TO DO: Copy the records below exactly as they are written.
•••
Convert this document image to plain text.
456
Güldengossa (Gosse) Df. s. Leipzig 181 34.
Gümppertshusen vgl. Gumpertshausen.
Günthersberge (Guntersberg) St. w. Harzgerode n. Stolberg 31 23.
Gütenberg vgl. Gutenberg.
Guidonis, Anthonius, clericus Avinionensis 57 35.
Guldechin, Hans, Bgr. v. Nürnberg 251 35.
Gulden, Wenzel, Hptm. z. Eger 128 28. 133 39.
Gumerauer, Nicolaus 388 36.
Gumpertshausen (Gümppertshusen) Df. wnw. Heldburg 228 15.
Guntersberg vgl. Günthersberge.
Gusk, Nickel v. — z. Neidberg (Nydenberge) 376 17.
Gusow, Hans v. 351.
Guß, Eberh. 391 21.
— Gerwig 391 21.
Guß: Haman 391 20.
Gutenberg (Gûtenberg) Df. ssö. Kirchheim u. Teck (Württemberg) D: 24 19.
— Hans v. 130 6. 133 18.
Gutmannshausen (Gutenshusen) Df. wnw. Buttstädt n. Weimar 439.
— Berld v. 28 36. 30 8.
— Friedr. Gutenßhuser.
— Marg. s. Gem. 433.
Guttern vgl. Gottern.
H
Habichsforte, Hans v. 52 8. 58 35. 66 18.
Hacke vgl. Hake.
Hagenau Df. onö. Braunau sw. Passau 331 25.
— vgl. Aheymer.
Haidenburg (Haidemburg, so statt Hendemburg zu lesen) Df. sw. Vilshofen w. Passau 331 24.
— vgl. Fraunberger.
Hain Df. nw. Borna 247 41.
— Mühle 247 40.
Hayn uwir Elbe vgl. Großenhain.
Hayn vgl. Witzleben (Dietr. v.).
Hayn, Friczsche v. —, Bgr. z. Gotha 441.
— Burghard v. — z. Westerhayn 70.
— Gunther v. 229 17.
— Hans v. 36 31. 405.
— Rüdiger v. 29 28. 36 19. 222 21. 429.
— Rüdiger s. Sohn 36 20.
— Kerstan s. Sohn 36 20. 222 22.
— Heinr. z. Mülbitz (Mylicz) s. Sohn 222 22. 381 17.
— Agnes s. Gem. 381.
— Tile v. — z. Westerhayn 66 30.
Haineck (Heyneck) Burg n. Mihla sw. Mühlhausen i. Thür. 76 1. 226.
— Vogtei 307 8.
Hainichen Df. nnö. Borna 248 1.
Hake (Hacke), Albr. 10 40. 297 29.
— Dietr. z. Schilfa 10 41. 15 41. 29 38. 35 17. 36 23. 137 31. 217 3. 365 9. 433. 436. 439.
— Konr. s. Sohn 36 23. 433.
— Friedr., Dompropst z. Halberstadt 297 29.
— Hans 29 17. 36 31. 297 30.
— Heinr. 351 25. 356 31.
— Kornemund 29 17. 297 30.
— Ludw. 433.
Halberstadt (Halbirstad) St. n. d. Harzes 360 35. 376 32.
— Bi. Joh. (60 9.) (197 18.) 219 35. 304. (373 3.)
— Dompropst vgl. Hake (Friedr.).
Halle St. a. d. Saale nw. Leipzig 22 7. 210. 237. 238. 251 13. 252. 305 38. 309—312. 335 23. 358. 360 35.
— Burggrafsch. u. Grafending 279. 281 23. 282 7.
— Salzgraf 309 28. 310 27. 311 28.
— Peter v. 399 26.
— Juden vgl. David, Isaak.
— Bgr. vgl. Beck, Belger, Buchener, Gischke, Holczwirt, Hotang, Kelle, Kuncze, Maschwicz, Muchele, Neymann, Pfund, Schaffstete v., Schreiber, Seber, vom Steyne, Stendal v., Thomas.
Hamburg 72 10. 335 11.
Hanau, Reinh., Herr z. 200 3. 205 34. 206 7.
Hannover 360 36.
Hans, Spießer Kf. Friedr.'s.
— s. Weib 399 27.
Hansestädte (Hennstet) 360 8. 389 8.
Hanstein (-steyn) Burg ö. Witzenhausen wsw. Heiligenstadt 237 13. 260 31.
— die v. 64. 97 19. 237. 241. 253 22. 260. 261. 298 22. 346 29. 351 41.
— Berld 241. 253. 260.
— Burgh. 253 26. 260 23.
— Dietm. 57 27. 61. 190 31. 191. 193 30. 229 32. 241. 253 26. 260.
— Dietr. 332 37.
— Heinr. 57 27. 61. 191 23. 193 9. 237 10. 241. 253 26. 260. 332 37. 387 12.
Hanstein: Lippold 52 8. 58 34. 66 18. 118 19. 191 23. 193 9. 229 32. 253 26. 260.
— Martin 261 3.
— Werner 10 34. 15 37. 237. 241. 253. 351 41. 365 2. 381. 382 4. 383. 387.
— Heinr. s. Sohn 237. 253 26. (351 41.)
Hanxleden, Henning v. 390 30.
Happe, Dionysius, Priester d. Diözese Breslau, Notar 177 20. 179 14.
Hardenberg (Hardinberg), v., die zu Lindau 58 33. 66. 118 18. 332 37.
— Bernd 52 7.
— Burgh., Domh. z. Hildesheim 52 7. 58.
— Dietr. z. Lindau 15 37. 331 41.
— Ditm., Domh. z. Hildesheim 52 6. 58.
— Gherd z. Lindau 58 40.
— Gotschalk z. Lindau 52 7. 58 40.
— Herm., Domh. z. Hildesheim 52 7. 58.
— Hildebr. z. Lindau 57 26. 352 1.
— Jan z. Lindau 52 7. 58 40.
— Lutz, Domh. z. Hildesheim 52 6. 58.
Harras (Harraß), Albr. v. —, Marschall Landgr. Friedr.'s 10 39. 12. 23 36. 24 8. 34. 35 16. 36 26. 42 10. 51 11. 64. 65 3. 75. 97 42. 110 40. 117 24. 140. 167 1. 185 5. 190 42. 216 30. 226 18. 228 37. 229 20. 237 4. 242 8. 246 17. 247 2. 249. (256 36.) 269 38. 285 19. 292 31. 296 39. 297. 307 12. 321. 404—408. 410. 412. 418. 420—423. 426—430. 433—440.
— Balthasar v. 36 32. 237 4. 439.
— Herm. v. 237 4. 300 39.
•••
RESPONSE:
Convert this document image to plain text.
456
Güldengossa (Gosse) Df. s. Leipzig 181 34.
Gümppertshusen vgl. Gumpertshausen.
Günthersberge (Guntersberg) St. w. Harzgerode n. Stolberg 31 23.
Gütenberg vgl. Gutenberg.
Guidonis, Anthonius, clericus Avinionensis 57 35.
Guldechin, Hans, Bgr. v. Nürnberg 251 35.
Gulden, Wenzel, Hptm. z. Eger 128 28. 133 39.
Gumerauer, Nicolaus 388 36.
Gumpertshausen (Gümppertshusen) Df. wnw. Heldburg 228 15.
Guntersberg vgl. Günthersberge.
Gusk, Nickel v. — z. Neidberg (Nydenberge) 376 17.
Gusow, Hans v. 351.
Guß, Eberh. 391 21.
— Gerwig 391 21.
Guß: Haman 391 20.
Gutenberg (Gûtenberg) Df. ssö. Kirchheim u. Teck (Württemberg) D: 24 19.
— Hans v. 130 6. 133 18.
Gutmannshausen (Gutenshusen) Df. wnw. Buttstädt n. Weimar 439.
— Berld v. 28 36. 30 8.
— Friedr. Gutenßhuser.
— Marg. s. Gem. 433.
Guttern vgl. Gottern.
H
Habichsforte, Hans v. 52 8. 58 35. 66 18.
Hacke vgl. Hake.
Hagenau Df. onö. Braunau sw. Passau 331 25.
— vgl. Aheymer.
Haidenburg (Haidemburg, so statt Hendemburg zu lesen) Df. sw. Vilshofen w. Passau 331 24.
— vgl. Fraunberger.
Hain Df. nw. Borna 247 41.
— Mühle 247 40.
Hayn uwir Elbe vgl. Großenhain.
Hayn vgl. Witzleben (Dietr. v.).
Hayn, Friczsche v. —, Bgr. z. Gotha 441.
— Burghard v. — z. Westerhayn 70.
— Gunther v. 229 17.
— Hans v. 36 31. 405.
— Rüdiger v. 29 28. 36 19. 222 21. 429.
— Rüdiger s. Sohn 36 20.
— Kerstan s. Sohn 36 20. 222 22.
— Heinr. z. Mülbitz (Mylicz) s. Sohn 222 22. 381 17.
— Agnes s. Gem. 381.
— Tile v. — z. Westerhayn 66 30.
Haineck (Heyneck) Burg n. Mihla sw. Mühlhausen i. Thür. 76 1. 226.
— Vogtei 307 8.
Hainichen Df. nnö. Borna 248 1.
Hake (Hacke), Albr. 10 40. 297 29.
— Dietr. z. Schilfa 10 41. 15 41. 29 38. 35 17. 36 23. 137 31. 217 3. 365 9. 433. 436. 439.
— Konr. s. Sohn 36 23. 433.
— Friedr., Dompropst z. Halberstadt 297 29.
— Hans 29 17. 36 31. 297 30.
— Heinr. 351 25. 356 31.
— Kornemund 29 17. 297 30.
— Ludw. 433.
Halberstadt (Halbirstad) St. n. d. Harzes 360 35. 376 32.
— Bi. Joh. (60 9.) (197 18.) 219 35. 304. (373 3.)
— Dompropst vgl. Hake (Friedr.).
Halle St. a. d. Saale nw. Leipzig 22 7. 210. 237. 238. 251 13. 252. 305 38. 309—312. 335 23. 358. 360 35.
— Burggrafsch. u. Grafending 279. 281 23. 282 7.
— Salzgraf 309 28. 310 27. 311 28.
— Peter v. 399 26.
— Juden vgl. David, Isaak.
— Bgr. vgl. Beck, Belger, Buchener, Gischke, Holczwirt, Hotang, Kelle, Kuncze, Maschwicz, Muchele, Neymann, Pfund, Schaffstete v., Schreiber, Seber, vom Steyne, Stendal v., Thomas.
Hamburg 72 10. 335 11.
Hanau, Reinh., Herr z. 200 3. 205 34. 206 7.
Hannover 360 36.
Hans, Spießer Kf. Friedr.'s.
— s. Weib 399 27.
Hansestädte (Hennstet) 360 8. 389 8.
Hanstein (-steyn) Burg ö. Witzenhausen wsw. Heiligenstadt 237 13. 260 31.
— die v. 64. 97 19. 237. 241. 253 22. 260. 261. 298 22. 346 29. 351 41.
— Berld 241. 253. 260.
— Burgh. 253 26. 260 23.
— Dietm. 57 27. 61. 190 31. 191. 193 30. 229 32. 241. 253 26. 260.
— Dietr. 332 37.
— Heinr. 57 27. 61. 191 23. 193 9. 237 10. 241. 253 26. 260. 332 37. 387 12.
Hanstein: Lippold 52 8. 58 34. 66 18. 118 19. 191 23. 193 9. 229 32. 253 26. 260.
— Martin 261 3.
— Werner 10 34. 15 37. 237. 241. 253. 351 41. 365 2. 381. 382 4. 383. 387.
— Heinr. s. Sohn 237. 253 26. (351 41.)
Hanxleden, Henning v. 390 30.
Happe, Dionysius, Priester d. Diözese Breslau, Notar 177 20. 179 14.
Hardenberg (Hardinberg), v., die zu Lindau 58 33. 66. 118 18. 332 37.
— Bernd 52 7.
— Burgh., Domh. z. Hildesheim 52 7. 58.
— Dietr. z. Lindau 15 37. 331 41.
— Ditm., Domh. z. Hildesheim 52 6. 58.
— Gherd z. Lindau 58 40.
— Gotschalk z. Lindau 52 7. 58 40.
— Herm., Domh. z. Hildesheim 52 7. 58.
— Hildebr. z. Lindau 57 26. 352 1.
— Jan z. Lindau 52 7. 58 40.
— Lutz, Domh. z. Hildesheim 52 6. 58.
Harras (Harraß), Albr. v. —, Marschall Landgr. Friedr.'s 10 39. 12. 23 36. 24 8. 34. 35 16. 36 26. 42 10. 51 11. 64. 65 3. 75. 97 42. 110 40. 117 24. 140. 167 1. 185 5. 190 42. 216 30. 226 18. 228 37. 229 20. 237 4. 242 8. 246 17. 247 2. 249. (256 36.) 269 38. 285 19. 292 31. 296 39. 297. 307 12. 321. 404—408. 410. 412. 418. 420—423. 426—430. 433—440.
— Balthasar v. 36 32. 237 4. 439.
— Herm. v. 237 4. 300 39.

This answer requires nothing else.